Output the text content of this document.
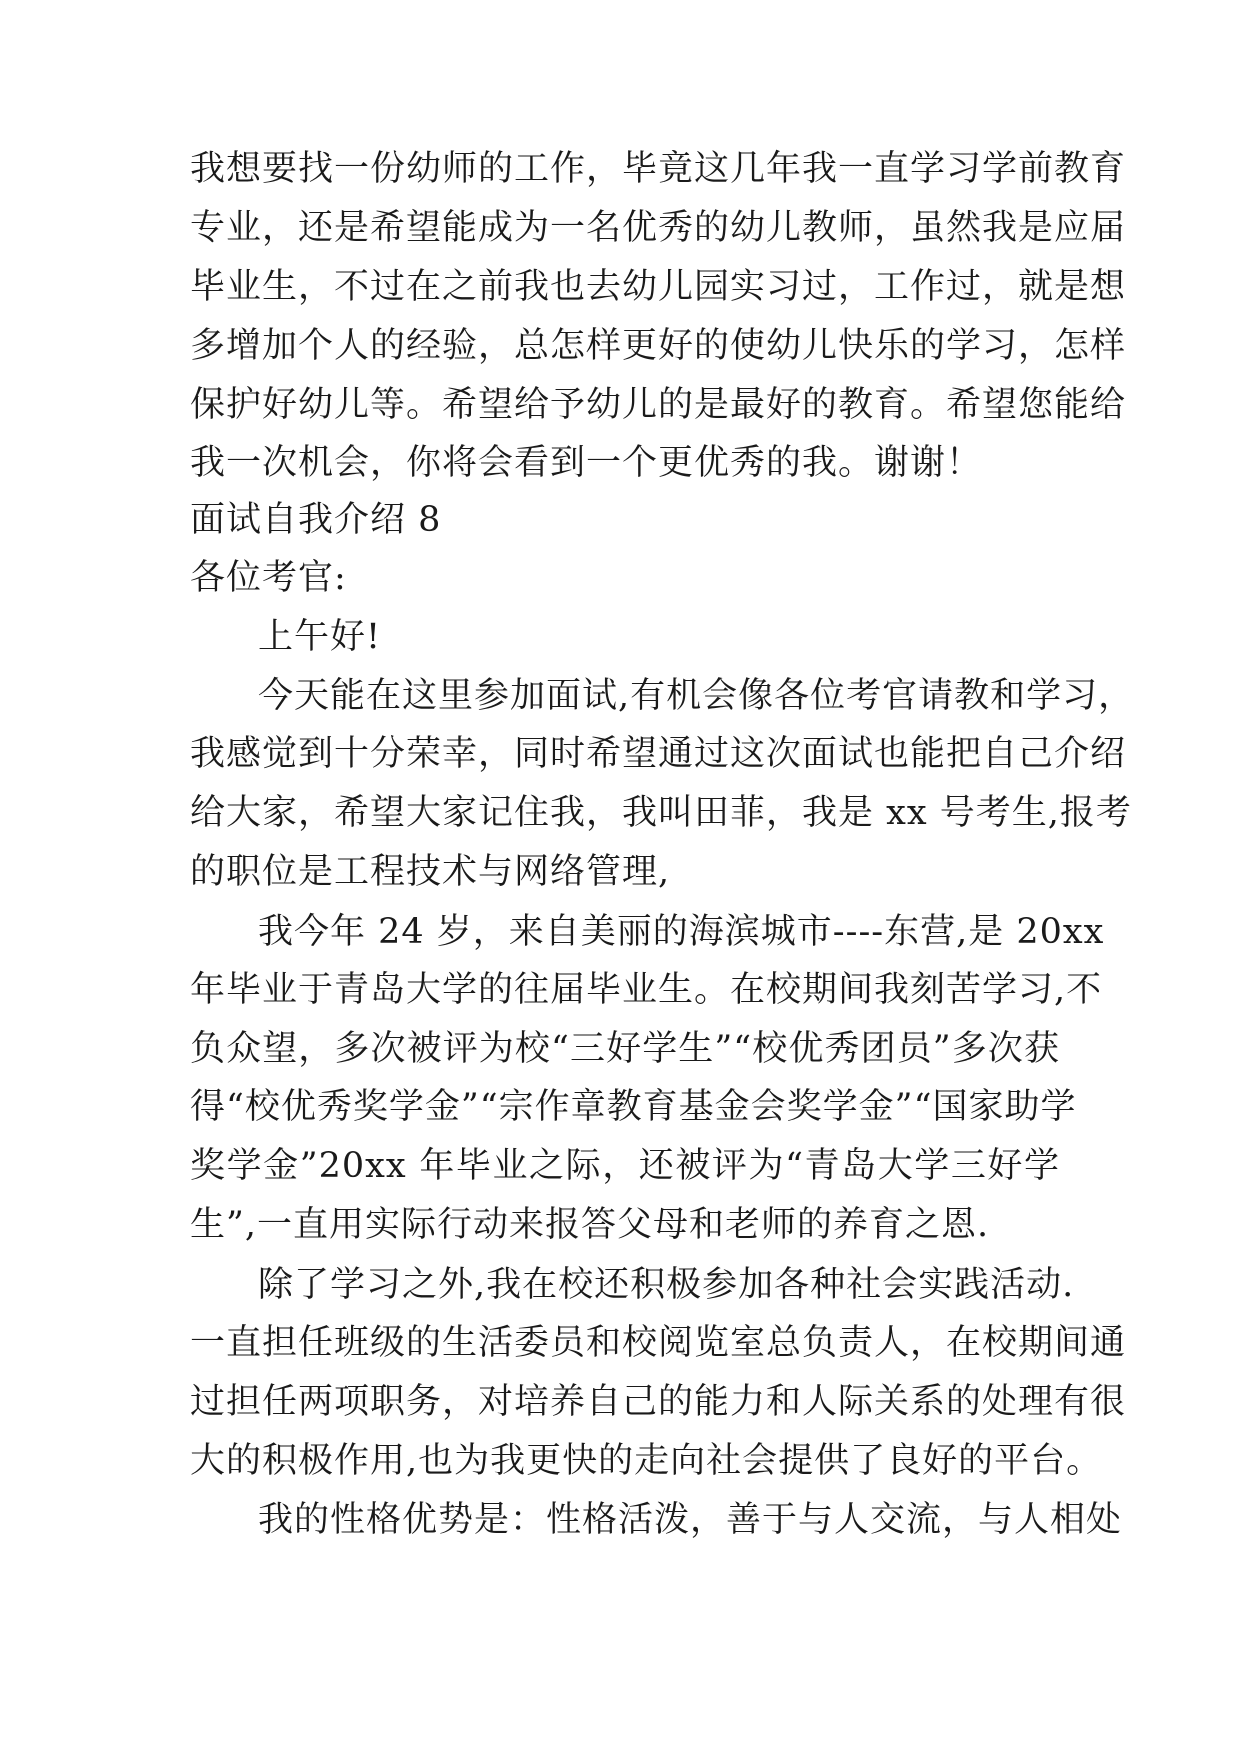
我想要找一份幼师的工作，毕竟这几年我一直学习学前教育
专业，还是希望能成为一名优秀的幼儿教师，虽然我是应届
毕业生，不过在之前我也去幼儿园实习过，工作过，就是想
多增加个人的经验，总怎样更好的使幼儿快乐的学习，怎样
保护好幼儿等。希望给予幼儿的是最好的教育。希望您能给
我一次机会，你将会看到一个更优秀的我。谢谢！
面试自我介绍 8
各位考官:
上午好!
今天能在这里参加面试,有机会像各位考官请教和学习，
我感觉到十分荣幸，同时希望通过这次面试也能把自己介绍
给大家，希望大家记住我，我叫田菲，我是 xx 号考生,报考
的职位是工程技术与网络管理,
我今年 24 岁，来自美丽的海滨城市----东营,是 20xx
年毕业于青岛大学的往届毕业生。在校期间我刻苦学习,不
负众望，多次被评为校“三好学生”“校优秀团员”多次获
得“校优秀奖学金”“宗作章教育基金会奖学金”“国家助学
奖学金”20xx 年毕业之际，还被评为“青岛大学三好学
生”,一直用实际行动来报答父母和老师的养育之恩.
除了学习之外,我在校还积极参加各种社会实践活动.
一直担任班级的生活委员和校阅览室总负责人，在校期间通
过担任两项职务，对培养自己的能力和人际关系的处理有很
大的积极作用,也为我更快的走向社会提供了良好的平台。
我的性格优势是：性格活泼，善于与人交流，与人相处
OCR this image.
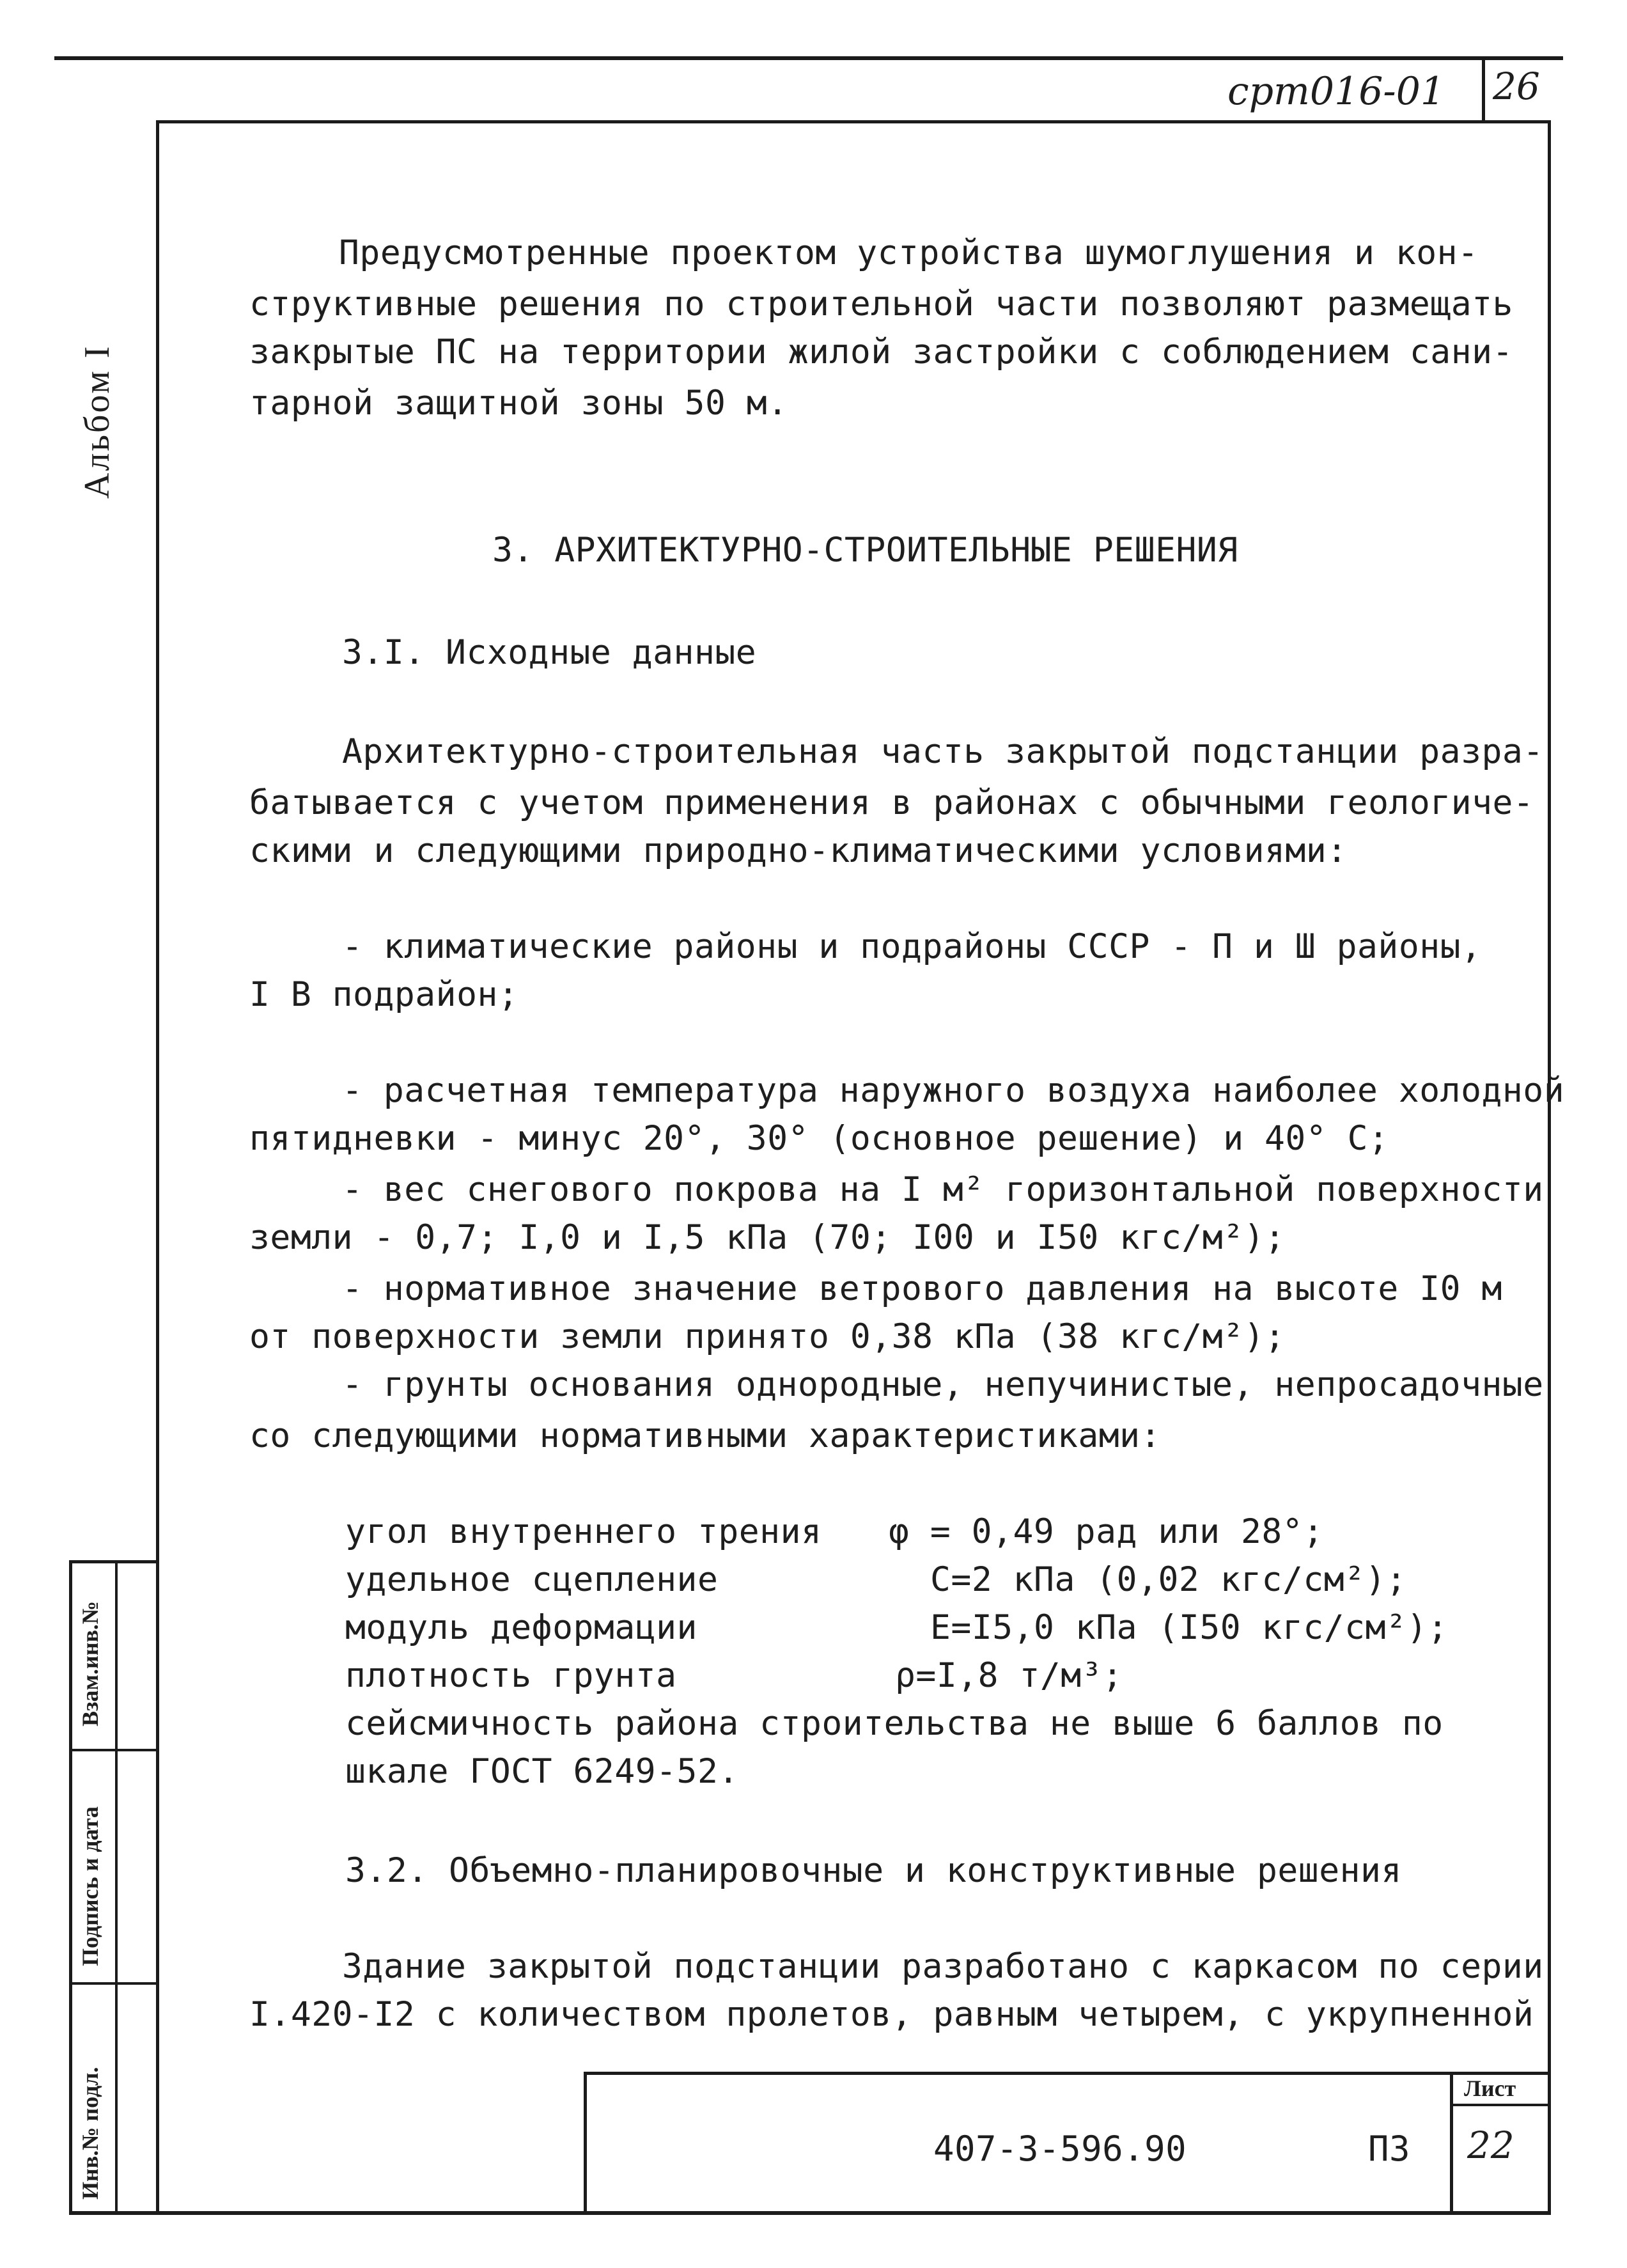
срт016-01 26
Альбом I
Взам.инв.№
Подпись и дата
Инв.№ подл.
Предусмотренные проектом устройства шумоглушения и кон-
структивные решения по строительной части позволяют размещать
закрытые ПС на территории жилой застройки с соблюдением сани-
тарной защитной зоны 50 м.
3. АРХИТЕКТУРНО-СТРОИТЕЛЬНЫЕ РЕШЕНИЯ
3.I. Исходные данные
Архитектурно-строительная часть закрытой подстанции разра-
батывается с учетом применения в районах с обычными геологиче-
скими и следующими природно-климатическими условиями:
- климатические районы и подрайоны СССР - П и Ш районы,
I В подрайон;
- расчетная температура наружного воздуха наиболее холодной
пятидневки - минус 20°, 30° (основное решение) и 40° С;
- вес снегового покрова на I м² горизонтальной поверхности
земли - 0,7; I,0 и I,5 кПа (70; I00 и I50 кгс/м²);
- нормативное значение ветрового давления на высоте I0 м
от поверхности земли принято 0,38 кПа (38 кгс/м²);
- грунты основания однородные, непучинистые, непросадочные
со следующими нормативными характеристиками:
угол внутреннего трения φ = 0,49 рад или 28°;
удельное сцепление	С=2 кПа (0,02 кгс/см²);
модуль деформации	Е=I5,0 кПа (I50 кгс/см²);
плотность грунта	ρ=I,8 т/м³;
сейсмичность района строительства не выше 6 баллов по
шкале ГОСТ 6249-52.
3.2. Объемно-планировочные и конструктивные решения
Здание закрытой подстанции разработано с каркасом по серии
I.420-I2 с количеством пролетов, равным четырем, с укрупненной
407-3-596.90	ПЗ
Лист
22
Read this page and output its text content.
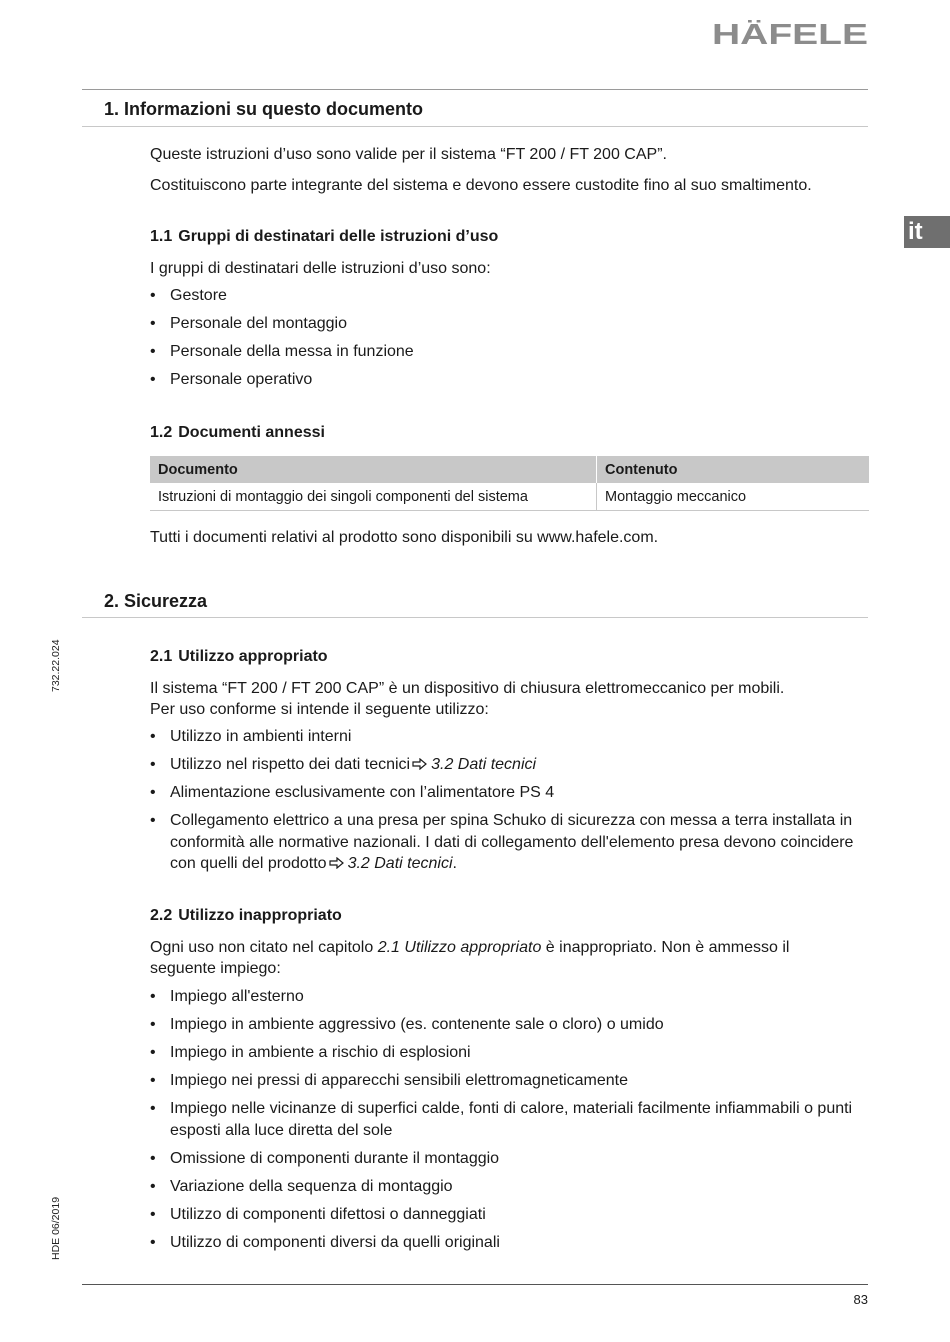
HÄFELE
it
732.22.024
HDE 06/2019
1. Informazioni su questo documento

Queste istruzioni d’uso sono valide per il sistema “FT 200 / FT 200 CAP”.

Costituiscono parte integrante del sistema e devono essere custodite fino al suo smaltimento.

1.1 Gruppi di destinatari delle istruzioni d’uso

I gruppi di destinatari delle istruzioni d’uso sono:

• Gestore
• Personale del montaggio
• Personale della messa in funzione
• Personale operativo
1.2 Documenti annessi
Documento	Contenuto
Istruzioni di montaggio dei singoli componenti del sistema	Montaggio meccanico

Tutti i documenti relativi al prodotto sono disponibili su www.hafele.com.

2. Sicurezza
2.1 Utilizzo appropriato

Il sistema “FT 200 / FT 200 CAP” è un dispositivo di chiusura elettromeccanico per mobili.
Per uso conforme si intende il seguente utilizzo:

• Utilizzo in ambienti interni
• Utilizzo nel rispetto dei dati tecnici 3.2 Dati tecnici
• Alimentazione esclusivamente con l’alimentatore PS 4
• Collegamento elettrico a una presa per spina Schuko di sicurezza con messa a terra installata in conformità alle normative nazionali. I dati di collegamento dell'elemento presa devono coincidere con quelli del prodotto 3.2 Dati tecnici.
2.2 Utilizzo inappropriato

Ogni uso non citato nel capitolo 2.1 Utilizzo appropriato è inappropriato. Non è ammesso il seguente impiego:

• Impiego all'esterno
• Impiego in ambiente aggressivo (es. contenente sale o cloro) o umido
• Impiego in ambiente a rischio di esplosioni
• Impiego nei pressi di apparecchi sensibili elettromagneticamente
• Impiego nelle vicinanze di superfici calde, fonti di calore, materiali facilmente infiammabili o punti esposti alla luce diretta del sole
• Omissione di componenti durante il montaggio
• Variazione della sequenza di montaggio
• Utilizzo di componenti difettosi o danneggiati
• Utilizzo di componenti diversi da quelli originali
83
####################
▶ _EXERCISE_: Using the listing above, gather each line that holds the string "Personale" and copy it.

▶ _EXERCISE RESULT_:
• Personale del montaggio
• Personale della messa in funzione
• Personale operativo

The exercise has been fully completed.